[Exercise passage Boundary: Start]

This section collects any data citations, data availability statements, or supplementary materials included in this article.

Supplementary Materials

S1 Fig. Confocal microscopes settings.

Zeiss LSM800 Axio Observer Z1 inverted microscope and Nikon D-Eclipse C1 confocal microscope settings used (A). Summary table of laser intensity (%) and pinhole size (μm) used to capture NRBMC009 and NRBZLW0047 in each tissue considered in the study (B).

(TIF)

S2 Fig. Larval tissues autofluorescence analysis.

Confocal live cell images of unlabeled (A) leg imaginal disc, (B) muscles, (C) trachea, (D) oenocytes, (E) hindgut, (F) midgut, (G) fat body, (H) epidermis, (I) salivary gland, and (J) ring gland; magnification 40x; scale bars 20 μm. TL: transmitted light; green AF: autofluorescence using BODIPY-FL laser settings; red AF: autofluorescence using BODIPY-TMR laser settings. Quantification of NRBMC009 (K) and NRBZLW0047 (L) fluorescence intensity without (dark bars) or with (light bars) autofluorescence subtraction in different larval tissues. Data are expressed as mean ± SEM, n≥5; significance was calculated using unpaired t test; n.s. p > 0.05.

(TIF)

S3 Fig. NRBMC009 and NRBZLW0047 internalization in larval muscles.

Fluorescence intensity of NRBMC009 and NRBZLW0047 internalization in dissected w[1118] larval muscles, extrapolated from a time-lapse image taken every 5 seconds for about 5 minutes. Data are expressed as mean ± SEM, n≥10.

(TIF)

S4 Fig. NRBMC009 and NRBZLW0047 do not label plasma membranes nor nuclei in larval tissues.

Confocal live imaging of w[1118] larval (A) peripodal membrane cells of a leg imaginal disc, (B) salivary gland, (C) fat body, and (D) central nervous system labeled with NRBMC009 500 nM (green) and CellMask Orange (cell membrane marker) 1 μM (red). Magnification 60x, scale bars 10 μm (A-C); magnification 40x, scale bar 100 μm (D). N: nucleus, G: ganglion, Nv: nerves. Summary table of Pearson’s correlation coefficients between NRBMC009 and CellMask in the evaluated tissues (E). Data are expressed as mean ± SEM, n≥10. Confocal live imaging of UAS-mCD8-GFP/Tubulin-Gal4 (cell membrane marker) larval (F) peripodal membrane cells of a leg imaginal disc, (G) salivary gland, (H) fat body, and (I) central nervous system labeled with NRBZLW0047 1 μM (red). Magnification 60x, scale bars 10 μm (A-C); magnification 40x, scale bar 100 μm (D). N: nucleus, G: ganglion, Nv: nerves. Summary table of Pearson’s correlation coefficients between NRBZLW0047 and mCD8-GFP signal in the evaluated tissues (L). Data are expressed as mean ± SEM, n≥10.

[Exercise passage Boundary: End]
[Dataset extract Boundary: Start]

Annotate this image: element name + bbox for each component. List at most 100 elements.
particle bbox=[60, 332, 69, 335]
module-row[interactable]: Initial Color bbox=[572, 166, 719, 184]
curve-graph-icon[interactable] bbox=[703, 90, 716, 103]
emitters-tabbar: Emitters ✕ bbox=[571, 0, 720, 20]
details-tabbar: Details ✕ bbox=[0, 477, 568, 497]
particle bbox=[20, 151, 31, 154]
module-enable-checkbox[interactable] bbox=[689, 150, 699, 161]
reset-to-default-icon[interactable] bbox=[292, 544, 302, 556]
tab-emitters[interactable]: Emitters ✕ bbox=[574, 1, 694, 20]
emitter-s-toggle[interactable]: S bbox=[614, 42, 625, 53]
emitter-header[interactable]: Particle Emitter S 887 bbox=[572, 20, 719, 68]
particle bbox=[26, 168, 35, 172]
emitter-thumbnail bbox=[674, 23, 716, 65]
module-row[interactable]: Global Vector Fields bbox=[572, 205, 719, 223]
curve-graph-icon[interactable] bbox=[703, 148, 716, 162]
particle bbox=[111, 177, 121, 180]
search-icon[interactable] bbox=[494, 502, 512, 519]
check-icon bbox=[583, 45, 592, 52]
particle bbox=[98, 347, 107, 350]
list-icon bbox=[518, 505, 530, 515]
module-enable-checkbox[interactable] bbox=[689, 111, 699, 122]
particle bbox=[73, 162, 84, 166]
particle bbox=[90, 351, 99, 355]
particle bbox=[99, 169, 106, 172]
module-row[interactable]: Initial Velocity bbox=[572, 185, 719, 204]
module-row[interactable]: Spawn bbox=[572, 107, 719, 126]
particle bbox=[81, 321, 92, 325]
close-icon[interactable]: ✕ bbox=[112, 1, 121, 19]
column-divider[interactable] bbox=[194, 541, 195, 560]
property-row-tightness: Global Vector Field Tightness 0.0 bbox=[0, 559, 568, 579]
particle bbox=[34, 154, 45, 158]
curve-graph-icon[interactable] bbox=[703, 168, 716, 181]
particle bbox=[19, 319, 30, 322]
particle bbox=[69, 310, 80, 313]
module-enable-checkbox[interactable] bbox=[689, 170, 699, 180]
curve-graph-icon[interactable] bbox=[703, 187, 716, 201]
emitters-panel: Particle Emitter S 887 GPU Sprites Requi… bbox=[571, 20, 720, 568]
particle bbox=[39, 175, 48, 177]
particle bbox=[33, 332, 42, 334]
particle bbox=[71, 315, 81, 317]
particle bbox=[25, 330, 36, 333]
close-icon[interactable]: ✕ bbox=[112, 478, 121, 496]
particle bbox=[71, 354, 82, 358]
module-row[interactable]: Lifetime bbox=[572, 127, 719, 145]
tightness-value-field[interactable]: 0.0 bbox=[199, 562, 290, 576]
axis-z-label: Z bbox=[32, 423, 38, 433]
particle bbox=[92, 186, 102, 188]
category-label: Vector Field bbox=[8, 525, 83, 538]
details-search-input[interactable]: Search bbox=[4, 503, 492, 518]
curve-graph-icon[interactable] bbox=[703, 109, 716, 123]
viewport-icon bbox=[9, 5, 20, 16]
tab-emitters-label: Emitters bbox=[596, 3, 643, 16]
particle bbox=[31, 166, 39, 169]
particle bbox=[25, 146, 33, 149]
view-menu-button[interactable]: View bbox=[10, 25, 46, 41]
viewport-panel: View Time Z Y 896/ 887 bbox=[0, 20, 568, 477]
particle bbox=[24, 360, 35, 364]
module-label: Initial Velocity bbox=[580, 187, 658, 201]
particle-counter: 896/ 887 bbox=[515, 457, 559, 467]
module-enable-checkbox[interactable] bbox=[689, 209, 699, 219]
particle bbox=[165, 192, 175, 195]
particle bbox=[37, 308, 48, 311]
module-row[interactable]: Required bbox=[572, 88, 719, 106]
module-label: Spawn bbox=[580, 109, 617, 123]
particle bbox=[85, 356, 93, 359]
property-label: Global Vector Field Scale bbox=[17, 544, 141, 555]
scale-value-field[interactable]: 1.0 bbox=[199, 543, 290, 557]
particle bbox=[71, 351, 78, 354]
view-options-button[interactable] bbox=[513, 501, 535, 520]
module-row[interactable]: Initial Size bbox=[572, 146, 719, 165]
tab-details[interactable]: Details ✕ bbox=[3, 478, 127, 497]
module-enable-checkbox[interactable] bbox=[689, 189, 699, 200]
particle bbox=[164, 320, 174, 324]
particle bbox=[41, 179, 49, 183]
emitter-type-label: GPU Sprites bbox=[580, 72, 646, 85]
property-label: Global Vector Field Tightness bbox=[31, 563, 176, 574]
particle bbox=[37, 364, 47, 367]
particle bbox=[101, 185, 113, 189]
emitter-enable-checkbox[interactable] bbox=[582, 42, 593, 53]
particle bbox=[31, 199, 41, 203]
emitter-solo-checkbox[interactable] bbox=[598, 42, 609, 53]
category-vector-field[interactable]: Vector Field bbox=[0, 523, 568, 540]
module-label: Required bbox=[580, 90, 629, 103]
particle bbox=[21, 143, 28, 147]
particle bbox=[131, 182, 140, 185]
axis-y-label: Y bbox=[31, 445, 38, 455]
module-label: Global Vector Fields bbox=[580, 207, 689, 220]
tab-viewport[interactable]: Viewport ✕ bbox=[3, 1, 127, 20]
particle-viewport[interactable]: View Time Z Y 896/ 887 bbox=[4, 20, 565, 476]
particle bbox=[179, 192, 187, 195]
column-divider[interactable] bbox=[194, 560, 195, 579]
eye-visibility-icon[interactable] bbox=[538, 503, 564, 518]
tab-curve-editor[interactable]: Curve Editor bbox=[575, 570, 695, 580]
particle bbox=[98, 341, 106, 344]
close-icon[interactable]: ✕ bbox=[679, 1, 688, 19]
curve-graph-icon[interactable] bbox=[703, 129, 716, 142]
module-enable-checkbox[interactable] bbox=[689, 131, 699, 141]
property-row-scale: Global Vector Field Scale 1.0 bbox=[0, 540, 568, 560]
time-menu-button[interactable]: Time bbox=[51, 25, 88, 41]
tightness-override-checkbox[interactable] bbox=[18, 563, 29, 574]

[Dataset extract Boundary: End]

In the supplementary figure legends, rewrite the stretch from "Confocal live cell" through "in larval muscles.", swapping "autofluorescence" for "background fluorescence" each time it occurs.

Confocal live cell images of unlabeled (A) leg imaginal disc, (B) muscles, (C) trachea, (D) oenocytes, (E) hindgut, (F) midgut, (G) fat body, (H) epidermis, (I) salivary gland, and (J) ring gland; magnification 40x; scale bars 20 μm. TL: transmitted light; green AF: background fluorescence using BODIPY-FL laser settings; red AF: background fluorescence using BODIPY-TMR laser settings. Quantification of NRBMC009 (K) and NRBZLW0047 (L) fluorescence intensity without (dark bars) or with (light bars) background fluorescence subtraction in different larval tissues. Data are expressed as mean ± SEM, n≥5; significance was calculated using unpaired t test; n.s. p > 0.05.

(TIF)

S3 Fig. NRBMC009 and NRBZLW0047 internalization in larval muscles.